**OBJECTIVE:**
Count how many lines of the material contain the string "DDRM", then give that number and nothing more.

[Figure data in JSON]
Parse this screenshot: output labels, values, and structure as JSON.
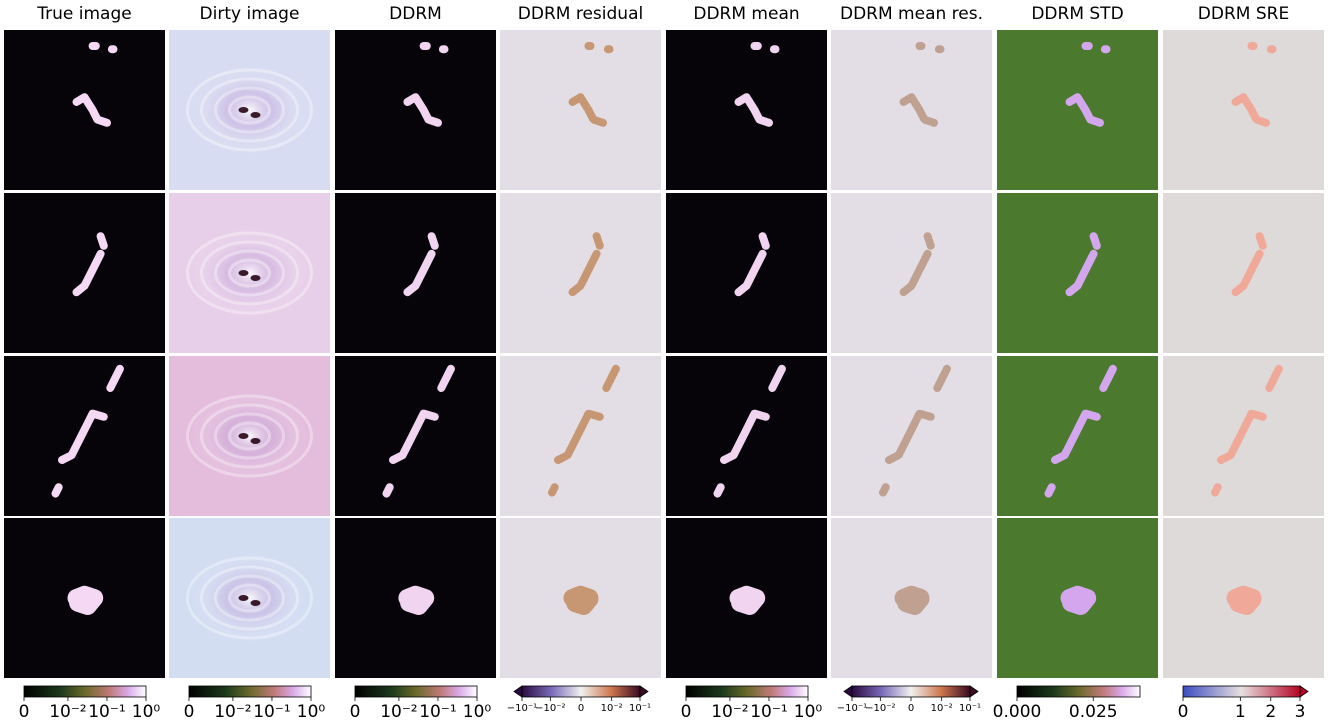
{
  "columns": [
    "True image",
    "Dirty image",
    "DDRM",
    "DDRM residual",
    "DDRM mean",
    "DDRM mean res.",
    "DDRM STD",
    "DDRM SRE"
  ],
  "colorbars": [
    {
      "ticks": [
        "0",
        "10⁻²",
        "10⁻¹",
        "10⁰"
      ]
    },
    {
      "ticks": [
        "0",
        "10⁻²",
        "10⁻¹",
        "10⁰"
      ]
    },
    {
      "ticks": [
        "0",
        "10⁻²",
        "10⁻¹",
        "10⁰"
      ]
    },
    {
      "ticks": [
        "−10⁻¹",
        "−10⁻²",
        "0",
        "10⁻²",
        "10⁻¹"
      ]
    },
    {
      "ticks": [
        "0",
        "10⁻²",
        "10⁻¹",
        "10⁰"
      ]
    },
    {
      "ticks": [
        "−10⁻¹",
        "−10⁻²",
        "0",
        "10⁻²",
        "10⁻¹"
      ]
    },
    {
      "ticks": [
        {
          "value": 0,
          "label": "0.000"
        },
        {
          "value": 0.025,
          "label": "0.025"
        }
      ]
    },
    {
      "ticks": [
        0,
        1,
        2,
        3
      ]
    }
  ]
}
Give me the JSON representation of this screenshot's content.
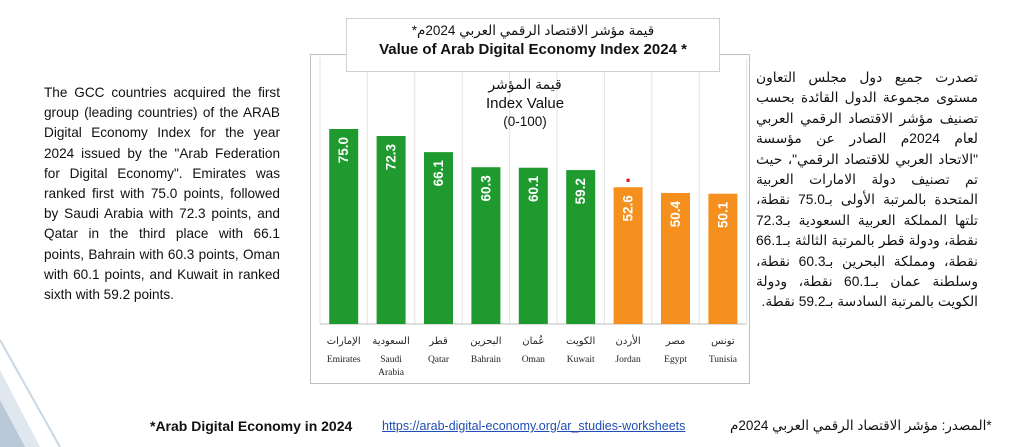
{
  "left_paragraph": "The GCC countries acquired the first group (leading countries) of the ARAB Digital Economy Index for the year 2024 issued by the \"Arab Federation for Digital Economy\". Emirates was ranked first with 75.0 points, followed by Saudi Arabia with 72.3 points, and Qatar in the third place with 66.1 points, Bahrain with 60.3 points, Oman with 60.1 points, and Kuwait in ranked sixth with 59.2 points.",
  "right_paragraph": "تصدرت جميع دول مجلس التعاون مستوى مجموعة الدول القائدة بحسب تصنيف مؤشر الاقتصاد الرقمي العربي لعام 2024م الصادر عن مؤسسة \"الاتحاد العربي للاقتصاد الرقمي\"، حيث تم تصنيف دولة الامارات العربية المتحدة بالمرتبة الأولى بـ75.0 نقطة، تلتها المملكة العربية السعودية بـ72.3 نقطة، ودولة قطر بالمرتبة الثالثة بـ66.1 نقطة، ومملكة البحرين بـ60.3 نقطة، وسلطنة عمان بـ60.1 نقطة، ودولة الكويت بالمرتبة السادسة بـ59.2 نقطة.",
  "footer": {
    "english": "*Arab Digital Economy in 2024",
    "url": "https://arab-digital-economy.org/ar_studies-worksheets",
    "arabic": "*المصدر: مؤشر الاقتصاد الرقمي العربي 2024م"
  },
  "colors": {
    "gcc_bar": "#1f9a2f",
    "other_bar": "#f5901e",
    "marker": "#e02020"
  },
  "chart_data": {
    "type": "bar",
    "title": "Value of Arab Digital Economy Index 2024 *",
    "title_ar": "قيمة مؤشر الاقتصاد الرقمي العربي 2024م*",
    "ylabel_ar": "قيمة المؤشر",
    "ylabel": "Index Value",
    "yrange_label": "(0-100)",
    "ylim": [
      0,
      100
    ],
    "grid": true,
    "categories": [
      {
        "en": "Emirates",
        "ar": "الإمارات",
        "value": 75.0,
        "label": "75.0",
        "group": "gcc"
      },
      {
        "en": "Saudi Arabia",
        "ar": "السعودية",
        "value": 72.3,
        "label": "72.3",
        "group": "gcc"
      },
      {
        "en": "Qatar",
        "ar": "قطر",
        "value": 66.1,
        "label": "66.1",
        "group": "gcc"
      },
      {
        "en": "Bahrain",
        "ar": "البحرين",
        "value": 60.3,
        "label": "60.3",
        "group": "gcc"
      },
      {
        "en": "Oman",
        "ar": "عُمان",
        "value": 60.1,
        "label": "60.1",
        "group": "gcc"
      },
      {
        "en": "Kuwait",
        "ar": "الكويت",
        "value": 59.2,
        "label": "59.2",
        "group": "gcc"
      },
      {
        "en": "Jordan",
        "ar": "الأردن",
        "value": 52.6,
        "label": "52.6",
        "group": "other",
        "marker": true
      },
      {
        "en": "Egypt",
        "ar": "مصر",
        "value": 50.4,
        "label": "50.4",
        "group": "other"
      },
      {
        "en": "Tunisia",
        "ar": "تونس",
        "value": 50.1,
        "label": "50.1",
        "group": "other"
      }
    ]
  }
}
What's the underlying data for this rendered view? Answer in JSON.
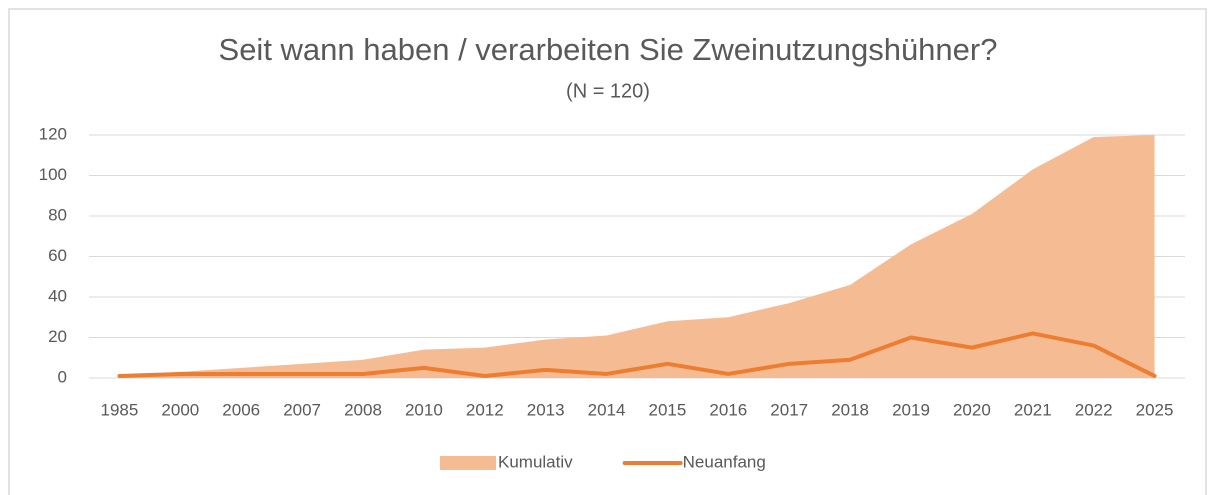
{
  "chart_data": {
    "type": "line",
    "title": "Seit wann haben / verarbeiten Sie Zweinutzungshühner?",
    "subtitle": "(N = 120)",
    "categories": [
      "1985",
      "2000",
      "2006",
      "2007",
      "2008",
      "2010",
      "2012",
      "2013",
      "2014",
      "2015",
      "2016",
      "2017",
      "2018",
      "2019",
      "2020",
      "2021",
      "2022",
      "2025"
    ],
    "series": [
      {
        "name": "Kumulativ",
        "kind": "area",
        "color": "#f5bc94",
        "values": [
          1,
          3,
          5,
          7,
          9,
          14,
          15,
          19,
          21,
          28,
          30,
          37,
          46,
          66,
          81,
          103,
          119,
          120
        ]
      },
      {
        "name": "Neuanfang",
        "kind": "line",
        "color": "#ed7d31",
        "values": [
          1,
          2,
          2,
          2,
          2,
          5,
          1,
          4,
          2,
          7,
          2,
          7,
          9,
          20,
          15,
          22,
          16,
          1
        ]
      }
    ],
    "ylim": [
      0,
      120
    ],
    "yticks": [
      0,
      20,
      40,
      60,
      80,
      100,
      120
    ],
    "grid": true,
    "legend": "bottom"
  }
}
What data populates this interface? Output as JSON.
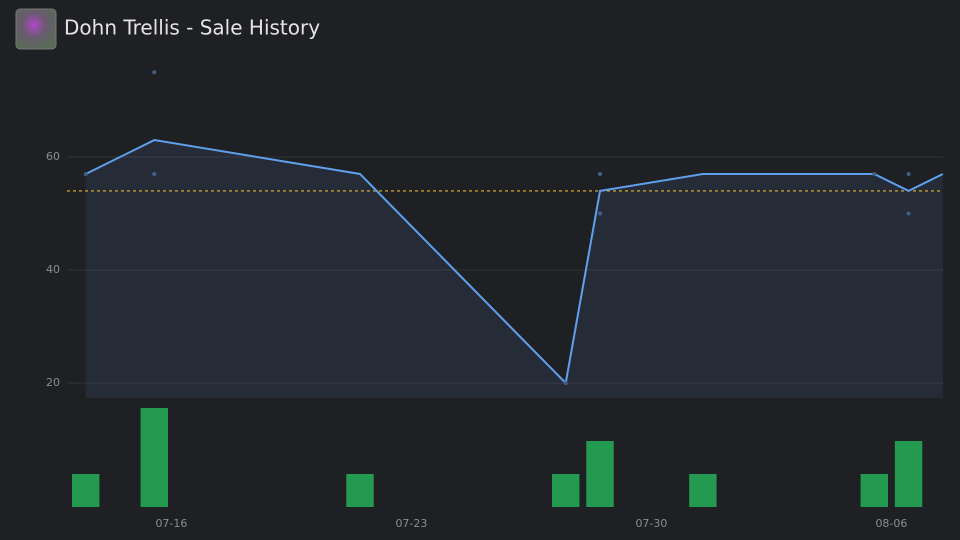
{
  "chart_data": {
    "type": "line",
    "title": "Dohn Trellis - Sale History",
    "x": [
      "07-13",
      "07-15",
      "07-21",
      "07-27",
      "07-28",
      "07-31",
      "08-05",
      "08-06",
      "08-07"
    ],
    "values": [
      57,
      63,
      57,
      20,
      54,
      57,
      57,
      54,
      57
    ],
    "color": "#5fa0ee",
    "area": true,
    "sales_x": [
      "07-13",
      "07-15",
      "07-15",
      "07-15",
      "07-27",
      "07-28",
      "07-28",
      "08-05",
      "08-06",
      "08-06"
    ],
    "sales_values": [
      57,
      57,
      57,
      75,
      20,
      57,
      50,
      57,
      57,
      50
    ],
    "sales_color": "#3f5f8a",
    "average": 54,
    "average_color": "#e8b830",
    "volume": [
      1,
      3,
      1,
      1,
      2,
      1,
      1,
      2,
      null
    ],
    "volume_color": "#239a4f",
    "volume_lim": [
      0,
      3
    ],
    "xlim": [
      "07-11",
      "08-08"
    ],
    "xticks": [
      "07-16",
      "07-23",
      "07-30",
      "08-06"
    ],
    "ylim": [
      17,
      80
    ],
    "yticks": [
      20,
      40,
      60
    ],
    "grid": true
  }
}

**SOLVED PROBLEM:**
6